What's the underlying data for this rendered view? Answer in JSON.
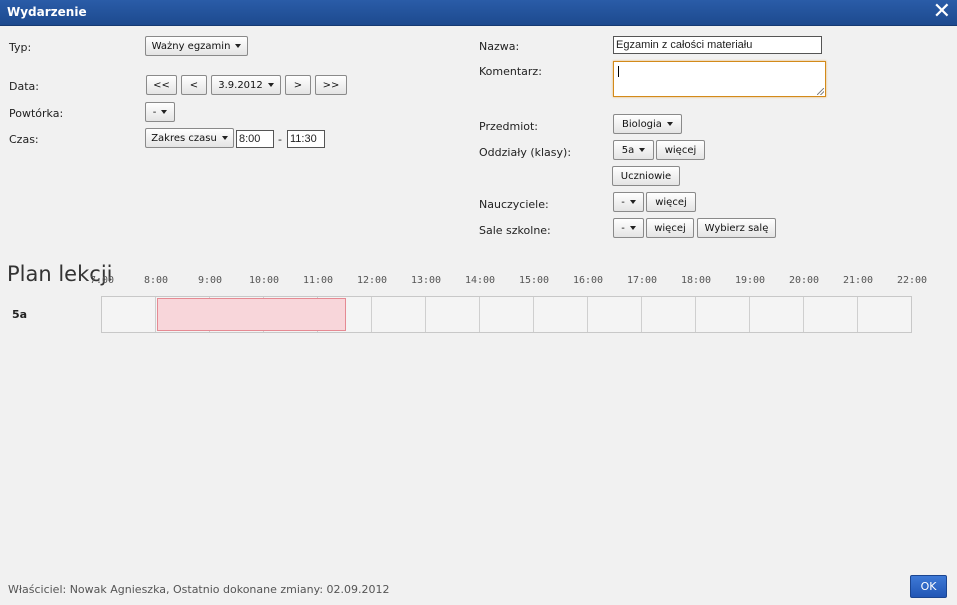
{
  "window": {
    "title": "Wydarzenie",
    "close_glyph": "✕"
  },
  "left": {
    "type_label": "Typ:",
    "type_value": "Ważny egzamin",
    "date_label": "Data:",
    "date_first": "<<",
    "date_prev": "<",
    "date_value": "3.9.2012",
    "date_next": ">",
    "date_last": ">>",
    "repeat_label": "Powtórka:",
    "repeat_value": "-",
    "time_label": "Czas:",
    "time_mode": "Zakres czasu",
    "time_from": "8:00",
    "time_sep": "-",
    "time_to": "11:30"
  },
  "right": {
    "name_label": "Nazwa:",
    "name_value": "Egzamin z całości materiału",
    "comment_label": "Komentarz:",
    "comment_value": "",
    "subject_label": "Przedmiot:",
    "subject_value": "Biologia",
    "classes_label": "Oddziały (klasy):",
    "classes_value": "5a",
    "more_label": "więcej",
    "students_button": "Uczniowie",
    "teachers_label": "Nauczyciele:",
    "teachers_value": "-",
    "rooms_label": "Sale szkolne:",
    "rooms_value": "-",
    "choose_room": "Wybierz salę"
  },
  "plan": {
    "title": "Plan lekcji",
    "hours": [
      "7:00",
      "8:00",
      "9:00",
      "10:00",
      "11:00",
      "12:00",
      "13:00",
      "14:00",
      "15:00",
      "16:00",
      "17:00",
      "18:00",
      "19:00",
      "20:00",
      "21:00",
      "22:00"
    ],
    "rows": [
      {
        "label": "5a",
        "events": [
          {
            "start": 8.0,
            "end": 11.5,
            "color": "#f8d6da"
          }
        ]
      }
    ]
  },
  "footer": {
    "info": "Właściciel: Nowak Agnieszka, Ostatnio dokonane zmiany: 02.09.2012",
    "ok_label": "OK"
  },
  "colors": {
    "titlebar": "#2a5ca8",
    "event_fill": "#f8d6da",
    "event_border": "#e58a93",
    "ok_button": "#2f68c8"
  }
}
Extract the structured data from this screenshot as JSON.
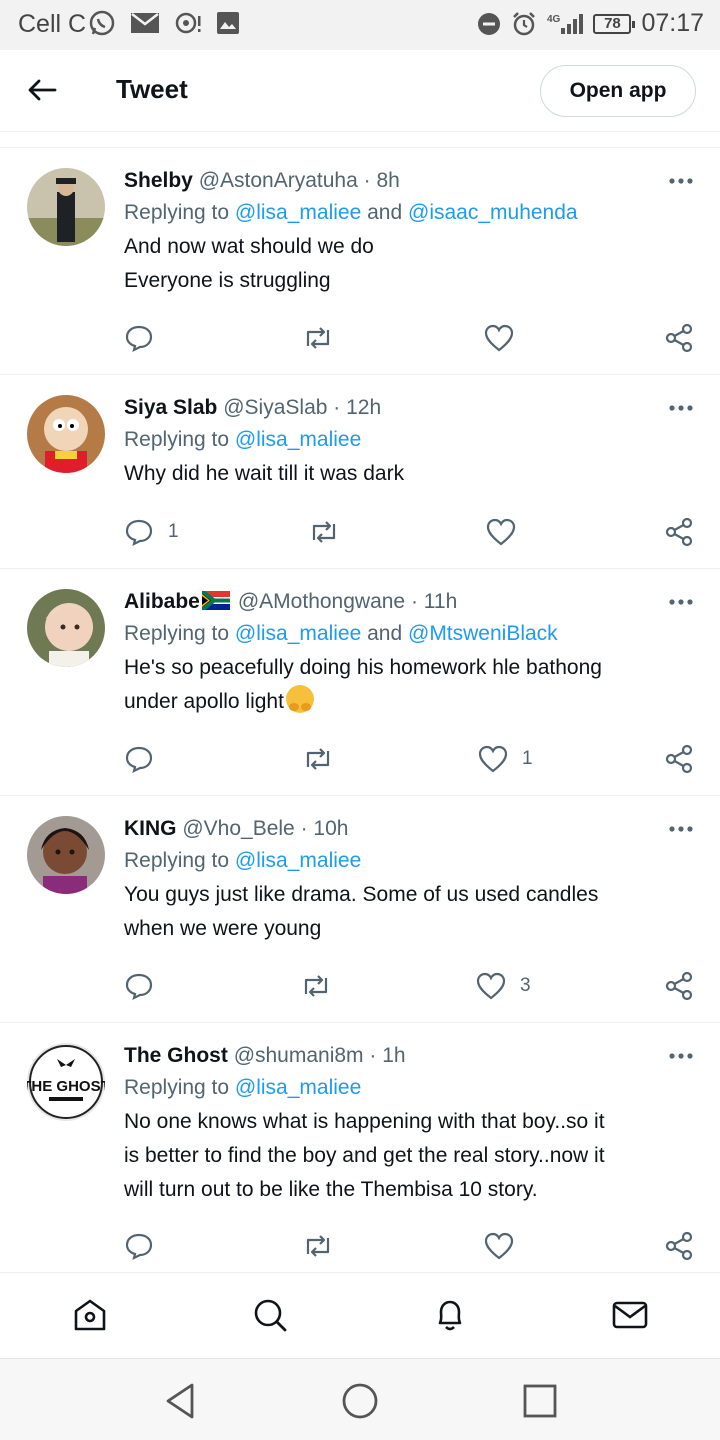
{
  "status_bar": {
    "carrier": "Cell C",
    "battery": "78",
    "time": "07:17"
  },
  "header": {
    "title": "Tweet",
    "open_app_label": "Open app"
  },
  "tweets": [
    {
      "name": "Shelby",
      "handle": "@AstonAryatuha",
      "time": "8h",
      "replying_prefix": "Replying to ",
      "mentions": [
        "@lisa_maliee",
        "@isaac_muhenda"
      ],
      "joiner": " and ",
      "text_lines": [
        "And now wat should we do",
        "Everyone is struggling"
      ],
      "reply_count": "",
      "like_count": ""
    },
    {
      "name": "Siya Slab",
      "handle": "@SiyaSlab",
      "time": "12h",
      "replying_prefix": "Replying to ",
      "mentions": [
        "@lisa_maliee"
      ],
      "text_lines": [
        "Why did he wait till it was dark"
      ],
      "reply_count": "1",
      "like_count": ""
    },
    {
      "name": "Alibabe",
      "handle": "@AMothongwane",
      "time": "11h",
      "replying_prefix": "Replying to ",
      "mentions": [
        "@lisa_maliee",
        "@MtsweniBlack"
      ],
      "joiner": " and ",
      "text_lines": [
        "He's so peacefully doing his homework hle bathong",
        "under apollo light"
      ],
      "reply_count": "",
      "like_count": "1"
    },
    {
      "name": "KING",
      "handle": "@Vho_Bele",
      "time": "10h",
      "replying_prefix": "Replying to ",
      "mentions": [
        "@lisa_maliee"
      ],
      "text_lines": [
        "You guys just like drama. Some of us used candles",
        "when we were young"
      ],
      "reply_count": "",
      "like_count": "3"
    },
    {
      "name": "The Ghost",
      "handle": "@shumani8m",
      "time": "1h",
      "replying_prefix": "Replying to ",
      "mentions": [
        "@lisa_maliee"
      ],
      "text_lines": [
        "No one knows what is happening with that boy..so it",
        "is better to find the boy and get the real story..now it",
        "will turn out to be like the Thembisa 10 story."
      ],
      "reply_count": "",
      "like_count": ""
    }
  ],
  "avatar_logo_text": "THE GHOST",
  "colors": {
    "accent": "#1d9bf0",
    "text": "#0f1419",
    "secondary": "#536471",
    "border": "#eef1f3"
  },
  "icons": {
    "nav": [
      "home-icon",
      "search-icon",
      "notifications-icon",
      "messages-icon"
    ],
    "actions": [
      "reply-icon",
      "retweet-icon",
      "like-icon",
      "share-icon"
    ]
  }
}
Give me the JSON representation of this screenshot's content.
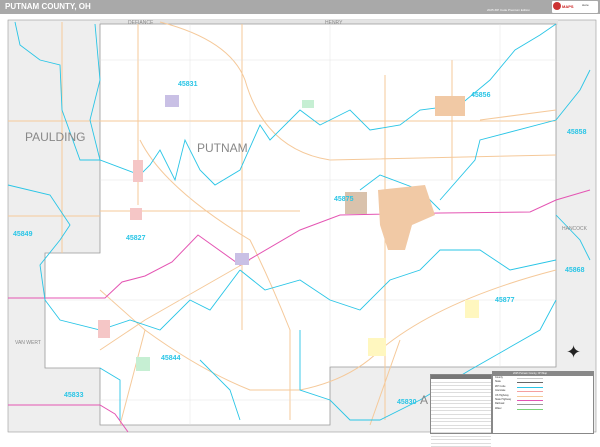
{
  "header": {
    "title": "PUTNAM COUNTY, OH",
    "edition": "2025 ZIP Code Premium Edition"
  },
  "map": {
    "county_label": "PUTNAM",
    "neighbors": {
      "paulding": "PAULDING",
      "hancock": "HANCOCK",
      "van_wert": "VAN WERT",
      "defiance": "DEFIANCE",
      "henry": "HENRY",
      "allen": "A"
    },
    "zip_codes": [
      "45831",
      "45856",
      "45858",
      "45875",
      "45849",
      "45827",
      "45868",
      "45877",
      "45844",
      "45833",
      "45830"
    ],
    "colors": {
      "zip_boundary": "#29c5e6",
      "road": "#f5c99a",
      "highway": "#e455b3",
      "county_bg": "#eeeeee",
      "title_bar": "#a9a9a9"
    }
  },
  "legend": {
    "title": "2025 Putnam County, OH Map",
    "items": [
      "County",
      "State",
      "ZIP Code",
      "Interstate",
      "US Highway",
      "State Highway",
      "Railroad",
      "Water"
    ]
  }
}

Given instruction – Report each line in the data that holds the word "JSON".

Response to the task –
What's the underlying data for this rendered view? Answer in JSON.
Extract the structured data from this screenshot as JSON.
Give me the JSON representation of this screenshot's content.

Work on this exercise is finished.